→ **EXTRACTED MATERIAL**

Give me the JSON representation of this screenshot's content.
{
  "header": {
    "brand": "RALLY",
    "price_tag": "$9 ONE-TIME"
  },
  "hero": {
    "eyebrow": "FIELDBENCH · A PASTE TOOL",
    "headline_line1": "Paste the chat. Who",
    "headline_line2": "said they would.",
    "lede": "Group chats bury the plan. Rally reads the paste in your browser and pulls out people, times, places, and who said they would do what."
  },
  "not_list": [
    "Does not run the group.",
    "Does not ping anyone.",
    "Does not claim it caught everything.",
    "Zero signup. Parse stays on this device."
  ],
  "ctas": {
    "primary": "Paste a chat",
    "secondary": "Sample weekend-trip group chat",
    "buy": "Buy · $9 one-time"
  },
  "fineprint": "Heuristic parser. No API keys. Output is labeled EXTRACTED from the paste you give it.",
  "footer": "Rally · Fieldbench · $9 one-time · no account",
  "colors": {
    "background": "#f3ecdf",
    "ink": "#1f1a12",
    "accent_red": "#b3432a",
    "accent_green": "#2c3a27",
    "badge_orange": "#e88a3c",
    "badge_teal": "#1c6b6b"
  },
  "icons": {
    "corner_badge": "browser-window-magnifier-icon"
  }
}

→ **TO BE DONE**
All of the records must be repeated exactly.

→ **TASK SOLUTION**
Give me the JSON representation of this screenshot's content.
{
  "header": {
    "brand": "RALLY",
    "price_tag": "$9 ONE-TIME"
  },
  "hero": {
    "eyebrow": "FIELDBENCH · A PASTE TOOL",
    "headline_line1": "Paste the chat. Who",
    "headline_line2": "said they would.",
    "lede": "Group chats bury the plan. Rally reads the paste in your browser and pulls out people, times, places, and who said they would do what."
  },
  "not_list": [
    "Does not run the group.",
    "Does not ping anyone.",
    "Does not claim it caught everything.",
    "Zero signup. Parse stays on this device."
  ],
  "ctas": {
    "primary": "Paste a chat",
    "secondary": "Sample weekend-trip group chat",
    "buy": "Buy · $9 one-time"
  },
  "fineprint": "Heuristic parser. No API keys. Output is labeled EXTRACTED from the paste you give it.",
  "footer": "Rally · Fieldbench · $9 one-time · no account",
  "colors": {
    "background": "#f3ecdf",
    "ink": "#1f1a12",
    "accent_red": "#b3432a",
    "accent_green": "#2c3a27",
    "badge_orange": "#e88a3c",
    "badge_teal": "#1c6b6b"
  },
  "icons": {
    "corner_badge": "browser-window-magnifier-icon"
  }
}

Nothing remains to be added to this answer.